[Structured figure records]
## Begin

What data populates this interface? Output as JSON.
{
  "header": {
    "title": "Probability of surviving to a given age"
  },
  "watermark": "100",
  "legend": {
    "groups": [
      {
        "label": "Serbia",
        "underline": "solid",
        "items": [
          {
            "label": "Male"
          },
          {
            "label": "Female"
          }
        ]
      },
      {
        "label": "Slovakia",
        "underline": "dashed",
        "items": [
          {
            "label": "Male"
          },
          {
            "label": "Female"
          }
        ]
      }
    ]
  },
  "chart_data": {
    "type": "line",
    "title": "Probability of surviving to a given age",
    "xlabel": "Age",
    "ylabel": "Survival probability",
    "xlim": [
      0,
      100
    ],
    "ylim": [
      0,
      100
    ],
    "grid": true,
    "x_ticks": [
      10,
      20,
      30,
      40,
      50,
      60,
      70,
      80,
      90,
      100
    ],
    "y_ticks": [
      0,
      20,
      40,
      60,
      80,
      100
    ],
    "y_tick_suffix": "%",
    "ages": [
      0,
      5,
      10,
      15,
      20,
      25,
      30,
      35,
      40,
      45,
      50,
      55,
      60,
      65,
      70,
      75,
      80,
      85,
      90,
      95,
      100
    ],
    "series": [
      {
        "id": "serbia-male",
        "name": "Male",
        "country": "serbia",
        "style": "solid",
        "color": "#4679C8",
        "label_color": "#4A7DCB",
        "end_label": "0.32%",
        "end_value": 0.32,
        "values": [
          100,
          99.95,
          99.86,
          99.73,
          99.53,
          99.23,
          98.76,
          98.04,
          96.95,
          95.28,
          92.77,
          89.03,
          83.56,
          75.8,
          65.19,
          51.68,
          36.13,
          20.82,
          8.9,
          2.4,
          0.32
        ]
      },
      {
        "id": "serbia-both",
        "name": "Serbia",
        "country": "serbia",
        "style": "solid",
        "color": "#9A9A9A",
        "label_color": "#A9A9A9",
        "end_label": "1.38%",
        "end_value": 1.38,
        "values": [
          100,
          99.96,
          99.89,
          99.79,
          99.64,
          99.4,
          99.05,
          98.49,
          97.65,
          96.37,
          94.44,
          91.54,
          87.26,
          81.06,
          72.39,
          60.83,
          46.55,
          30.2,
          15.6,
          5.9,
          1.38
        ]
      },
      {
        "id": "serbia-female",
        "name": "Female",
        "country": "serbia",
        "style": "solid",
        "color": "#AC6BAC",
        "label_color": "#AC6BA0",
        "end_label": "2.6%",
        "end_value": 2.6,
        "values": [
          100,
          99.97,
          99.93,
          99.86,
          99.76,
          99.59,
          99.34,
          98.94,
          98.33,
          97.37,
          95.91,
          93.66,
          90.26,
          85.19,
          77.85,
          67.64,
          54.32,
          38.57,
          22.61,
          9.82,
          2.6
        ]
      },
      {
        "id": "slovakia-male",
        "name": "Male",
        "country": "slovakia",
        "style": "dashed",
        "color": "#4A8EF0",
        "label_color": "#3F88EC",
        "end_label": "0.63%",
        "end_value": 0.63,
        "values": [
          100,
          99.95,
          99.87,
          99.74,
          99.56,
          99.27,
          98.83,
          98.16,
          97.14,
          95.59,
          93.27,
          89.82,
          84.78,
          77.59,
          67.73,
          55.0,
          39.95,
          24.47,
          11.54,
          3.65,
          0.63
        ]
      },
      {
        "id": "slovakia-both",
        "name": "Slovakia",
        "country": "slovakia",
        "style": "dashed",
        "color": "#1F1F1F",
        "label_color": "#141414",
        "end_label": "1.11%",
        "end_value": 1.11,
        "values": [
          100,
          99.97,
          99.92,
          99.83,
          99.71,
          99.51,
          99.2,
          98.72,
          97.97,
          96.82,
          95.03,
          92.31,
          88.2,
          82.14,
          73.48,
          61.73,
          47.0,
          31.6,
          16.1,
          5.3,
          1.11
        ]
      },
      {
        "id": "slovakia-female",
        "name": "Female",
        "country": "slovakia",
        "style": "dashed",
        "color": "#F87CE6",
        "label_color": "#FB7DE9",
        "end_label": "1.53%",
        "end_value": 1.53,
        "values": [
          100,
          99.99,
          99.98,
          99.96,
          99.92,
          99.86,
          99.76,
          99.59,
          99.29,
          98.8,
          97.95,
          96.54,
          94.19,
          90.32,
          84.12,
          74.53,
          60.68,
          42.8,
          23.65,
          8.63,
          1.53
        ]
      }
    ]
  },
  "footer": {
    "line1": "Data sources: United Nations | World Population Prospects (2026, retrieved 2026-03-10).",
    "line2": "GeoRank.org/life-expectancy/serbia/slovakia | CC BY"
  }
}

## End

**INSTRUCTIONS TO FOLLOW**
Reproduce the listing shown above in its entirety, exactly.

**COMPLETE ANSWER**
What data populates this interface? Output as JSON.
{
  "header": {
    "title": "Probability of surviving to a given age"
  },
  "watermark": "100",
  "legend": {
    "groups": [
      {
        "label": "Serbia",
        "underline": "solid",
        "items": [
          {
            "label": "Male"
          },
          {
            "label": "Female"
          }
        ]
      },
      {
        "label": "Slovakia",
        "underline": "dashed",
        "items": [
          {
            "label": "Male"
          },
          {
            "label": "Female"
          }
        ]
      }
    ]
  },
  "chart_data": {
    "type": "line",
    "title": "Probability of surviving to a given age",
    "xlabel": "Age",
    "ylabel": "Survival probability",
    "xlim": [
      0,
      100
    ],
    "ylim": [
      0,
      100
    ],
    "grid": true,
    "x_ticks": [
      10,
      20,
      30,
      40,
      50,
      60,
      70,
      80,
      90,
      100
    ],
    "y_ticks": [
      0,
      20,
      40,
      60,
      80,
      100
    ],
    "y_tick_suffix": "%",
    "ages": [
      0,
      5,
      10,
      15,
      20,
      25,
      30,
      35,
      40,
      45,
      50,
      55,
      60,
      65,
      70,
      75,
      80,
      85,
      90,
      95,
      100
    ],
    "series": [
      {
        "id": "serbia-male",
        "name": "Male",
        "country": "serbia",
        "style": "solid",
        "color": "#4679C8",
        "label_color": "#4A7DCB",
        "end_label": "0.32%",
        "end_value": 0.32,
        "values": [
          100,
          99.95,
          99.86,
          99.73,
          99.53,
          99.23,
          98.76,
          98.04,
          96.95,
          95.28,
          92.77,
          89.03,
          83.56,
          75.8,
          65.19,
          51.68,
          36.13,
          20.82,
          8.9,
          2.4,
          0.32
        ]
      },
      {
        "id": "serbia-both",
        "name": "Serbia",
        "country": "serbia",
        "style": "solid",
        "color": "#9A9A9A",
        "label_color": "#A9A9A9",
        "end_label": "1.38%",
        "end_value": 1.38,
        "values": [
          100,
          99.96,
          99.89,
          99.79,
          99.64,
          99.4,
          99.05,
          98.49,
          97.65,
          96.37,
          94.44,
          91.54,
          87.26,
          81.06,
          72.39,
          60.83,
          46.55,
          30.2,
          15.6,
          5.9,
          1.38
        ]
      },
      {
        "id": "serbia-female",
        "name": "Female",
        "country": "serbia",
        "style": "solid",
        "color": "#AC6BAC",
        "label_color": "#AC6BA0",
        "end_label": "2.6%",
        "end_value": 2.6,
        "values": [
          100,
          99.97,
          99.93,
          99.86,
          99.76,
          99.59,
          99.34,
          98.94,
          98.33,
          97.37,
          95.91,
          93.66,
          90.26,
          85.19,
          77.85,
          67.64,
          54.32,
          38.57,
          22.61,
          9.82,
          2.6
        ]
      },
      {
        "id": "slovakia-male",
        "name": "Male",
        "country": "slovakia",
        "style": "dashed",
        "color": "#4A8EF0",
        "label_color": "#3F88EC",
        "end_label": "0.63%",
        "end_value": 0.63,
        "values": [
          100,
          99.95,
          99.87,
          99.74,
          99.56,
          99.27,
          98.83,
          98.16,
          97.14,
          95.59,
          93.27,
          89.82,
          84.78,
          77.59,
          67.73,
          55.0,
          39.95,
          24.47,
          11.54,
          3.65,
          0.63
        ]
      },
      {
        "id": "slovakia-both",
        "name": "Slovakia",
        "country": "slovakia",
        "style": "dashed",
        "color": "#1F1F1F",
        "label_color": "#141414",
        "end_label": "1.11%",
        "end_value": 1.11,
        "values": [
          100,
          99.97,
          99.92,
          99.83,
          99.71,
          99.51,
          99.2,
          98.72,
          97.97,
          96.82,
          95.03,
          92.31,
          88.2,
          82.14,
          73.48,
          61.73,
          47.0,
          31.6,
          16.1,
          5.3,
          1.11
        ]
      },
      {
        "id": "slovakia-female",
        "name": "Female",
        "country": "slovakia",
        "style": "dashed",
        "color": "#F87CE6",
        "label_color": "#FB7DE9",
        "end_label": "1.53%",
        "end_value": 1.53,
        "values": [
          100,
          99.99,
          99.98,
          99.96,
          99.92,
          99.86,
          99.76,
          99.59,
          99.29,
          98.8,
          97.95,
          96.54,
          94.19,
          90.32,
          84.12,
          74.53,
          60.68,
          42.8,
          23.65,
          8.63,
          1.53
        ]
      }
    ]
  },
  "footer": {
    "line1": "Data sources: United Nations | World Population Prospects (2026, retrieved 2026-03-10).",
    "line2": "GeoRank.org/life-expectancy/serbia/slovakia | CC BY"
  }
}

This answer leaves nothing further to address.